→ Exercise instructions: Copy out the entries below precisely; nothing is to be omitted.

(Dataset rows about figures)
* * *

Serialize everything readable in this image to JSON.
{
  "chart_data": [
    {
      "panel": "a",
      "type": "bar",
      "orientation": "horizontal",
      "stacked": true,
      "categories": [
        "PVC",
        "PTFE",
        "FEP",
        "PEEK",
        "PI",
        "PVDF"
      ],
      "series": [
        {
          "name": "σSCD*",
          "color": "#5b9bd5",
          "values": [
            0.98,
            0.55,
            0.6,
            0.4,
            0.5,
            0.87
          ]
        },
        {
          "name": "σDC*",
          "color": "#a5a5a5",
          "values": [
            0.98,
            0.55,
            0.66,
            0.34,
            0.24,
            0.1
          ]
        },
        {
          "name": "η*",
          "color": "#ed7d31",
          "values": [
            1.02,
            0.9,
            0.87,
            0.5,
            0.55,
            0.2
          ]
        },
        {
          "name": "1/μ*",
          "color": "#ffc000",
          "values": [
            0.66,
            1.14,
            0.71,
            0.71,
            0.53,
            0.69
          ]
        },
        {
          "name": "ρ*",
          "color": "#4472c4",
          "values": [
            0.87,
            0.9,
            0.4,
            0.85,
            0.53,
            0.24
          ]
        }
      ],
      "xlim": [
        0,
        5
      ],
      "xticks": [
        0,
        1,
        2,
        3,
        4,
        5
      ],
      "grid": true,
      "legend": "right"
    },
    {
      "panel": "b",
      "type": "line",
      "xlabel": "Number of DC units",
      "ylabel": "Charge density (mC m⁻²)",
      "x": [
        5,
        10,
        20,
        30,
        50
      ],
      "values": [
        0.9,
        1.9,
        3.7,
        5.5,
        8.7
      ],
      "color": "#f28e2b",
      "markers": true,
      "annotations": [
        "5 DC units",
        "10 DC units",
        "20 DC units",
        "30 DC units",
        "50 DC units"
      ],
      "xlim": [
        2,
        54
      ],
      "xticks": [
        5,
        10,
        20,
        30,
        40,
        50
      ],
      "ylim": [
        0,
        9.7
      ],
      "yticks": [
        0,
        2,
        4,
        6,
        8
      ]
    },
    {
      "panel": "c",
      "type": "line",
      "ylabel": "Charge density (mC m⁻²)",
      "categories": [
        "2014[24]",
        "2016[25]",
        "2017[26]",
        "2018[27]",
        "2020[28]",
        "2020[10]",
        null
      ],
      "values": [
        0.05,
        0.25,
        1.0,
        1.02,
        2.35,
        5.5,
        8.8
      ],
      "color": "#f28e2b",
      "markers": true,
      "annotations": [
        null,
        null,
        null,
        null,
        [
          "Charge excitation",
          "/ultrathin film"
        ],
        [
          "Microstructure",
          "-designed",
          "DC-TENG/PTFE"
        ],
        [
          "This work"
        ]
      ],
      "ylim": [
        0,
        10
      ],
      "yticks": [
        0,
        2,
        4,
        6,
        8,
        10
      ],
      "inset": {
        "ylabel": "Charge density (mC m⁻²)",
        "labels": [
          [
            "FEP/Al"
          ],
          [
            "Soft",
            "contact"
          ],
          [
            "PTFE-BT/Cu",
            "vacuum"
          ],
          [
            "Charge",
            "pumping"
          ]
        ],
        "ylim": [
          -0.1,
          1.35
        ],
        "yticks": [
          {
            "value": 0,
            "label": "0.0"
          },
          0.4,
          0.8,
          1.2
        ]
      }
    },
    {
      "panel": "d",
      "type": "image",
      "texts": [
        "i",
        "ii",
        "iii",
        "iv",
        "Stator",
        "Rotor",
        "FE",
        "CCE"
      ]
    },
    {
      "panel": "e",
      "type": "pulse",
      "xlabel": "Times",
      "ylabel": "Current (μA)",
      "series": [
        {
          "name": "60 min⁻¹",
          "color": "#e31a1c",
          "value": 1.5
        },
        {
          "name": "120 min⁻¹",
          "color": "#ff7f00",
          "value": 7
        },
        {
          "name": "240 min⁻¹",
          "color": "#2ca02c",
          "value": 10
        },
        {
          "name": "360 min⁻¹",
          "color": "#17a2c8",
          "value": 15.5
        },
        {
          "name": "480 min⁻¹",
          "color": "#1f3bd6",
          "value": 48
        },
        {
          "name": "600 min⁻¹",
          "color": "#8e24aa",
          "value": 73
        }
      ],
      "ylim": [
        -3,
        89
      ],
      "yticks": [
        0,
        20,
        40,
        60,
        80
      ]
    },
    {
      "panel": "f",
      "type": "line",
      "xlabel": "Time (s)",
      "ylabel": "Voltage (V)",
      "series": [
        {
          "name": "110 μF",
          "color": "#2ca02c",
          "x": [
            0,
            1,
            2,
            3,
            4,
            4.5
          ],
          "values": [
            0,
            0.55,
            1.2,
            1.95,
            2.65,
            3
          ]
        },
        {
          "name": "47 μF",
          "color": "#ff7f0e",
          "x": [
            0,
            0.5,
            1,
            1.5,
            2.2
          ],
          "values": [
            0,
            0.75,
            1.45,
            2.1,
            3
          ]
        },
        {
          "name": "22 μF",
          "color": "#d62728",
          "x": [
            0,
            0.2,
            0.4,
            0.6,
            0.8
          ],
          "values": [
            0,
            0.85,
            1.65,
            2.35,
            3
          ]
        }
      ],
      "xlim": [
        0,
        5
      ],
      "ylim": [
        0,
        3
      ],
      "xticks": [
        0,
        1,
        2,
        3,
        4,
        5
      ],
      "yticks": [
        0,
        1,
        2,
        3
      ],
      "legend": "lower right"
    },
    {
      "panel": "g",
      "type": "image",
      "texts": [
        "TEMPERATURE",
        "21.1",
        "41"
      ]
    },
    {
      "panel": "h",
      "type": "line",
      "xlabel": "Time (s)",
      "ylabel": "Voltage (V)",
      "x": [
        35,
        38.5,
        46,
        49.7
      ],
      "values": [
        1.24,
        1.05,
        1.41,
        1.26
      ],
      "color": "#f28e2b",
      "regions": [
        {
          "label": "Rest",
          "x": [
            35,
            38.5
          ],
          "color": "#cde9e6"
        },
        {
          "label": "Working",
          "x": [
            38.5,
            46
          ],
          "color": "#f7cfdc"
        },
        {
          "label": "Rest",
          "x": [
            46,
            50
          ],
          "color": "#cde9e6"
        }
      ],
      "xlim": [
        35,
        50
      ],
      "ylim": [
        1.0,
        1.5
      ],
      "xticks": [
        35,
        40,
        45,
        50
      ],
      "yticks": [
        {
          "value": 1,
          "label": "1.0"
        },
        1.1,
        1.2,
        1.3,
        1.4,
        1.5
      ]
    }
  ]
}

* * *

→ Complete response:
Serialize everything readable in this image to JSON.
{
  "chart_data": [
    {
      "panel": "a",
      "type": "bar",
      "orientation": "horizontal",
      "stacked": true,
      "categories": [
        "PVC",
        "PTFE",
        "FEP",
        "PEEK",
        "PI",
        "PVDF"
      ],
      "series": [
        {
          "name": "σSCD*",
          "color": "#5b9bd5",
          "values": [
            0.98,
            0.55,
            0.6,
            0.4,
            0.5,
            0.87
          ]
        },
        {
          "name": "σDC*",
          "color": "#a5a5a5",
          "values": [
            0.98,
            0.55,
            0.66,
            0.34,
            0.24,
            0.1
          ]
        },
        {
          "name": "η*",
          "color": "#ed7d31",
          "values": [
            1.02,
            0.9,
            0.87,
            0.5,
            0.55,
            0.2
          ]
        },
        {
          "name": "1/μ*",
          "color": "#ffc000",
          "values": [
            0.66,
            1.14,
            0.71,
            0.71,
            0.53,
            0.69
          ]
        },
        {
          "name": "ρ*",
          "color": "#4472c4",
          "values": [
            0.87,
            0.9,
            0.4,
            0.85,
            0.53,
            0.24
          ]
        }
      ],
      "xlim": [
        0,
        5
      ],
      "xticks": [
        0,
        1,
        2,
        3,
        4,
        5
      ],
      "grid": true,
      "legend": "right"
    },
    {
      "panel": "b",
      "type": "line",
      "xlabel": "Number of DC units",
      "ylabel": "Charge density (mC m⁻²)",
      "x": [
        5,
        10,
        20,
        30,
        50
      ],
      "values": [
        0.9,
        1.9,
        3.7,
        5.5,
        8.7
      ],
      "color": "#f28e2b",
      "markers": true,
      "annotations": [
        "5 DC units",
        "10 DC units",
        "20 DC units",
        "30 DC units",
        "50 DC units"
      ],
      "xlim": [
        2,
        54
      ],
      "xticks": [
        5,
        10,
        20,
        30,
        40,
        50
      ],
      "ylim": [
        0,
        9.7
      ],
      "yticks": [
        0,
        2,
        4,
        6,
        8
      ]
    },
    {
      "panel": "c",
      "type": "line",
      "ylabel": "Charge density (mC m⁻²)",
      "categories": [
        "2014[24]",
        "2016[25]",
        "2017[26]",
        "2018[27]",
        "2020[28]",
        "2020[10]",
        null
      ],
      "values": [
        0.05,
        0.25,
        1.0,
        1.02,
        2.35,
        5.5,
        8.8
      ],
      "color": "#f28e2b",
      "markers": true,
      "annotations": [
        null,
        null,
        null,
        null,
        [
          "Charge excitation",
          "/ultrathin film"
        ],
        [
          "Microstructure",
          "-designed",
          "DC-TENG/PTFE"
        ],
        [
          "This work"
        ]
      ],
      "ylim": [
        0,
        10
      ],
      "yticks": [
        0,
        2,
        4,
        6,
        8,
        10
      ],
      "inset": {
        "ylabel": "Charge density (mC m⁻²)",
        "labels": [
          [
            "FEP/Al"
          ],
          [
            "Soft",
            "contact"
          ],
          [
            "PTFE-BT/Cu",
            "vacuum"
          ],
          [
            "Charge",
            "pumping"
          ]
        ],
        "ylim": [
          -0.1,
          1.35
        ],
        "yticks": [
          {
            "value": 0,
            "label": "0.0"
          },
          0.4,
          0.8,
          1.2
        ]
      }
    },
    {
      "panel": "d",
      "type": "image",
      "texts": [
        "i",
        "ii",
        "iii",
        "iv",
        "Stator",
        "Rotor",
        "FE",
        "CCE"
      ]
    },
    {
      "panel": "e",
      "type": "pulse",
      "xlabel": "Times",
      "ylabel": "Current (μA)",
      "series": [
        {
          "name": "60 min⁻¹",
          "color": "#e31a1c",
          "value": 1.5
        },
        {
          "name": "120 min⁻¹",
          "color": "#ff7f00",
          "value": 7
        },
        {
          "name": "240 min⁻¹",
          "color": "#2ca02c",
          "value": 10
        },
        {
          "name": "360 min⁻¹",
          "color": "#17a2c8",
          "value": 15.5
        },
        {
          "name": "480 min⁻¹",
          "color": "#1f3bd6",
          "value": 48
        },
        {
          "name": "600 min⁻¹",
          "color": "#8e24aa",
          "value": 73
        }
      ],
      "ylim": [
        -3,
        89
      ],
      "yticks": [
        0,
        20,
        40,
        60,
        80
      ]
    },
    {
      "panel": "f",
      "type": "line",
      "xlabel": "Time (s)",
      "ylabel": "Voltage (V)",
      "series": [
        {
          "name": "110 μF",
          "color": "#2ca02c",
          "x": [
            0,
            1,
            2,
            3,
            4,
            4.5
          ],
          "values": [
            0,
            0.55,
            1.2,
            1.95,
            2.65,
            3
          ]
        },
        {
          "name": "47 μF",
          "color": "#ff7f0e",
          "x": [
            0,
            0.5,
            1,
            1.5,
            2.2
          ],
          "values": [
            0,
            0.75,
            1.45,
            2.1,
            3
          ]
        },
        {
          "name": "22 μF",
          "color": "#d62728",
          "x": [
            0,
            0.2,
            0.4,
            0.6,
            0.8
          ],
          "values": [
            0,
            0.85,
            1.65,
            2.35,
            3
          ]
        }
      ],
      "xlim": [
        0,
        5
      ],
      "ylim": [
        0,
        3
      ],
      "xticks": [
        0,
        1,
        2,
        3,
        4,
        5
      ],
      "yticks": [
        0,
        1,
        2,
        3
      ],
      "legend": "lower right"
    },
    {
      "panel": "g",
      "type": "image",
      "texts": [
        "TEMPERATURE",
        "21.1",
        "41"
      ]
    },
    {
      "panel": "h",
      "type": "line",
      "xlabel": "Time (s)",
      "ylabel": "Voltage (V)",
      "x": [
        35,
        38.5,
        46,
        49.7
      ],
      "values": [
        1.24,
        1.05,
        1.41,
        1.26
      ],
      "color": "#f28e2b",
      "regions": [
        {
          "label": "Rest",
          "x": [
            35,
            38.5
          ],
          "color": "#cde9e6"
        },
        {
          "label": "Working",
          "x": [
            38.5,
            46
          ],
          "color": "#f7cfdc"
        },
        {
          "label": "Rest",
          "x": [
            46,
            50
          ],
          "color": "#cde9e6"
        }
      ],
      "xlim": [
        35,
        50
      ],
      "ylim": [
        1.0,
        1.5
      ],
      "xticks": [
        35,
        40,
        45,
        50
      ],
      "yticks": [
        {
          "value": 1,
          "label": "1.0"
        },
        1.1,
        1.2,
        1.3,
        1.4,
        1.5
      ]
    }
  ]
}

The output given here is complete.